## START LISTED ENTRIES

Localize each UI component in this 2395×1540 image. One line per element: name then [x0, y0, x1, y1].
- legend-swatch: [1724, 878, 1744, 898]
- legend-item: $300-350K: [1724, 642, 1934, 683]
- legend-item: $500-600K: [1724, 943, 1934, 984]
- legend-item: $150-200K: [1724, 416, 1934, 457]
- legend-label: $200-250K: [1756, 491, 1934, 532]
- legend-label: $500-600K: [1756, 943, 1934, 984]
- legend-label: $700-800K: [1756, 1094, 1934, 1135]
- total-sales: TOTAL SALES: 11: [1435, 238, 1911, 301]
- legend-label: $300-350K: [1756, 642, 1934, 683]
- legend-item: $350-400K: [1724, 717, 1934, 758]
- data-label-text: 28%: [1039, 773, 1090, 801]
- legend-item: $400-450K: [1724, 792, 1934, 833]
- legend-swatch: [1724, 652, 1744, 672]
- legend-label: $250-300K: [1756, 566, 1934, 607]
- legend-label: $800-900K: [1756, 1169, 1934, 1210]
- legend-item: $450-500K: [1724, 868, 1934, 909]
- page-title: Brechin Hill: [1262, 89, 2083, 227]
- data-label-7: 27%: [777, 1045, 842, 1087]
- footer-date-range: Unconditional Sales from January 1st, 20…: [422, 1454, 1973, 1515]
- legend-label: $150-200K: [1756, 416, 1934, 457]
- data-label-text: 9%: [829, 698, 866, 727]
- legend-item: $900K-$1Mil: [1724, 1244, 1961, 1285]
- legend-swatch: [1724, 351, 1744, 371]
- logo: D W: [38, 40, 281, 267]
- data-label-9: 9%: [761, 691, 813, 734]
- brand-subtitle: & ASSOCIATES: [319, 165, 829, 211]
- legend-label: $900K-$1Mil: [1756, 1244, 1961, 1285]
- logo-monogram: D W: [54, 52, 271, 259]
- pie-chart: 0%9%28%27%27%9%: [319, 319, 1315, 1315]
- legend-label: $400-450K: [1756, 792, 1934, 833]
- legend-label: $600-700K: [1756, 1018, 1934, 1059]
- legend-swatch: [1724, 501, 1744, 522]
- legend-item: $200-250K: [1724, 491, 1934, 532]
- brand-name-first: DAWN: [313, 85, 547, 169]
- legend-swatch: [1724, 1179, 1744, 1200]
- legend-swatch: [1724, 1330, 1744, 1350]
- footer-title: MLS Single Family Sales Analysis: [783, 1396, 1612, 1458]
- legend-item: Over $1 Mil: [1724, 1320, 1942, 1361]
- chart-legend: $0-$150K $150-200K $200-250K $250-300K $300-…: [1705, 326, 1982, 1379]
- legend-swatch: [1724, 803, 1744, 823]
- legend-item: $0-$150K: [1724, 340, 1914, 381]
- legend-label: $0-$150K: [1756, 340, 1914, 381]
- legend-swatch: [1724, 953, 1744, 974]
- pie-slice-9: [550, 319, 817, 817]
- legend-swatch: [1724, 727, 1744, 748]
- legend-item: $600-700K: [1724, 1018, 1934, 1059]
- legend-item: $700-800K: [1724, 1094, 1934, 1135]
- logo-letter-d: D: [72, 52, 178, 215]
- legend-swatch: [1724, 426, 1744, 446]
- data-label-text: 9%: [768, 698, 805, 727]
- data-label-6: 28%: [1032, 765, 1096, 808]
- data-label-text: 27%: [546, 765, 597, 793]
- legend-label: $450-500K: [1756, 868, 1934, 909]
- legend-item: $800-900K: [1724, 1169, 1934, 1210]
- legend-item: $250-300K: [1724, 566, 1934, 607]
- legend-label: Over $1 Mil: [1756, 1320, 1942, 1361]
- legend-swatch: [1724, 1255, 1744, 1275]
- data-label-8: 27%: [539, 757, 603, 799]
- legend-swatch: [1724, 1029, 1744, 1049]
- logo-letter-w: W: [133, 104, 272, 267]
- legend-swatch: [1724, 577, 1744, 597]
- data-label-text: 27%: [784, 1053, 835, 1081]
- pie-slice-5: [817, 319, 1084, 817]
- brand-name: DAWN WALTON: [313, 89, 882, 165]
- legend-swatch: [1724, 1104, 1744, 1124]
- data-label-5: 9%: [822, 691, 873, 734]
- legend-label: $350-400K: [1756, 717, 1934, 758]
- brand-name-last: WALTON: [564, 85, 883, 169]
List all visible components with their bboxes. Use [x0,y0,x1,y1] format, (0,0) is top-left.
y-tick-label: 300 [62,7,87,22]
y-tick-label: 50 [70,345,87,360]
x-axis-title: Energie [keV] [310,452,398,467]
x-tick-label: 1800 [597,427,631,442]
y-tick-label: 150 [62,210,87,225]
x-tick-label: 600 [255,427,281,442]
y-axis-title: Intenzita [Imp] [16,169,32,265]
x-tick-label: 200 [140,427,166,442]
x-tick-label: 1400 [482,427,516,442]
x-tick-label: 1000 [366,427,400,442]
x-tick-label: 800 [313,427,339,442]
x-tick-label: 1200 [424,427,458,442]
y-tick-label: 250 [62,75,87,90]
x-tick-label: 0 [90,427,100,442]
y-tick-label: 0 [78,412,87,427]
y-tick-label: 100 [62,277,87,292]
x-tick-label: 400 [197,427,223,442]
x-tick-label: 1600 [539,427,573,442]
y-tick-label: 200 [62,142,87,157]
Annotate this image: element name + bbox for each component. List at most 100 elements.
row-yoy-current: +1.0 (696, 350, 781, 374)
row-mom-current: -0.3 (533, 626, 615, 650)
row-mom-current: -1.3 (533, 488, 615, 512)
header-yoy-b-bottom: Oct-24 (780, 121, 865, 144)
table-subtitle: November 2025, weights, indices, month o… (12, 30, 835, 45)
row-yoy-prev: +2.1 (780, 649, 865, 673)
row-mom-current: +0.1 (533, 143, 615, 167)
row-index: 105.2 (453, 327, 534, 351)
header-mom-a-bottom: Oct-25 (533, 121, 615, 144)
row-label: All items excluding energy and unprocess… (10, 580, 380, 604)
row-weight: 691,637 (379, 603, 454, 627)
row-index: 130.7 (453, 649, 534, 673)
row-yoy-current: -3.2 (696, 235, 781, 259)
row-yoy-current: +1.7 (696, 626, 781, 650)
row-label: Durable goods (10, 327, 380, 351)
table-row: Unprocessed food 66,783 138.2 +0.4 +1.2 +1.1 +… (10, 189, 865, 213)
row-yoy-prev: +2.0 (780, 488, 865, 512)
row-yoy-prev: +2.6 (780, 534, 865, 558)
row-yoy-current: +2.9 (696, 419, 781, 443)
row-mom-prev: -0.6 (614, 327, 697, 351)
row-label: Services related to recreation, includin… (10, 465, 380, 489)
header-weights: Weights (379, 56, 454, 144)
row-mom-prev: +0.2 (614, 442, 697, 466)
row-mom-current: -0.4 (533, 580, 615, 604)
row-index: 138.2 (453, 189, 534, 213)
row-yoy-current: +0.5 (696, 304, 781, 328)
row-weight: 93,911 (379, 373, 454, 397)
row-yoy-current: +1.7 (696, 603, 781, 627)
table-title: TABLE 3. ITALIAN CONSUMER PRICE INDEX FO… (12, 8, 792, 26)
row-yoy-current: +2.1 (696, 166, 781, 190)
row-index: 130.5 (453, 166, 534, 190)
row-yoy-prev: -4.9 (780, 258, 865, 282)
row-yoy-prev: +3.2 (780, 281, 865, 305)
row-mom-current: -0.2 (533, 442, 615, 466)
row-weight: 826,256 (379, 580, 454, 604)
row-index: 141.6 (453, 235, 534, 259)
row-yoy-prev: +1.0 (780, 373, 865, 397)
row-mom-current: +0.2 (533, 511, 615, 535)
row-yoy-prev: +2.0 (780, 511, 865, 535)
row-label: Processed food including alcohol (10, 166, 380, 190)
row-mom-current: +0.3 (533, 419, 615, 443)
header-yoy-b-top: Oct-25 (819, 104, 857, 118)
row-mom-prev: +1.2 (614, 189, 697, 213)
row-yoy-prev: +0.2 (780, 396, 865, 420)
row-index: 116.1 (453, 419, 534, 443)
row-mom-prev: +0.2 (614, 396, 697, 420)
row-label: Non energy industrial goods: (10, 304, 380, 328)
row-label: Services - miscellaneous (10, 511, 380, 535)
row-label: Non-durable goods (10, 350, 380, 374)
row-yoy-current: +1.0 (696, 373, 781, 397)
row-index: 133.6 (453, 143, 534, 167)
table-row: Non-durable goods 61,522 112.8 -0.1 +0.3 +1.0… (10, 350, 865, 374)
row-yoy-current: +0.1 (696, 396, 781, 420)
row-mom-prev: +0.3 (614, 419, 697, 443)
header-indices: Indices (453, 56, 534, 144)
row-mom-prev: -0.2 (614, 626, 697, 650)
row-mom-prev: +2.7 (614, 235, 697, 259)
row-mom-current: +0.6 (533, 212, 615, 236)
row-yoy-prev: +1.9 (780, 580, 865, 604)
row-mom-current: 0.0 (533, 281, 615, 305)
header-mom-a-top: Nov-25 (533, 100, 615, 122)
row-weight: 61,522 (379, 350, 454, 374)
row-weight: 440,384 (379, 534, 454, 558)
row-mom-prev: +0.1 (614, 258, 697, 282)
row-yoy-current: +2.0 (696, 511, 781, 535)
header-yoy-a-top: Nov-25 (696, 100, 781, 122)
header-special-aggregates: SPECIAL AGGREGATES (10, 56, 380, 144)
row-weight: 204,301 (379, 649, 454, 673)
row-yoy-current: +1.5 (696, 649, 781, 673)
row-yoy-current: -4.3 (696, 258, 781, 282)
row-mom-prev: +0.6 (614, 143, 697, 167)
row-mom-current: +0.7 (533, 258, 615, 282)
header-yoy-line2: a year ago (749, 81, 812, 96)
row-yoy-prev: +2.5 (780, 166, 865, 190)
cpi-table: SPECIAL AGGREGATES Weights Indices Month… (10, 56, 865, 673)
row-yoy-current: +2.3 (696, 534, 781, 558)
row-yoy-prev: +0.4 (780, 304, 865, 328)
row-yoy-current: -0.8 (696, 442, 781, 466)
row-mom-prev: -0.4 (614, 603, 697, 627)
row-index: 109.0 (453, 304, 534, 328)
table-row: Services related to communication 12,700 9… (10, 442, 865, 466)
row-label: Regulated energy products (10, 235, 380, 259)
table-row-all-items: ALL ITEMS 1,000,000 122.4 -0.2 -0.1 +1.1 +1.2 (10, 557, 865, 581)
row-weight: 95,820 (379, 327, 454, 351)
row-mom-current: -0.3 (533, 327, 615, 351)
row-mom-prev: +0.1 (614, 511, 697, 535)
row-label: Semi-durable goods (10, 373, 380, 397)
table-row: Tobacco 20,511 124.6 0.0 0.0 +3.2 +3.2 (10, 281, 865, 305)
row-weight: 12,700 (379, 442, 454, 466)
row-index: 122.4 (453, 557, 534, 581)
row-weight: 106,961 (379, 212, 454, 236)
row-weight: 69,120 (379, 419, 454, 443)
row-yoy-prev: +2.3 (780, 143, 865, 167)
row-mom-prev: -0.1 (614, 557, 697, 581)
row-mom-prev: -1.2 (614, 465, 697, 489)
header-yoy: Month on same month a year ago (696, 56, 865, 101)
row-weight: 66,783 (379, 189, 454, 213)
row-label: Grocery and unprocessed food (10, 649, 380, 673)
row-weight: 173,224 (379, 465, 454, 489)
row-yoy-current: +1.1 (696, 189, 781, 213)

## END LISTED ENTRIES

THE REQUEST ->
Please report how many lines of the records above contain the string "this", counting only matches with the same uppercase and lowercase letters, and give the number alone.

RESULT OF THE TASK ->
2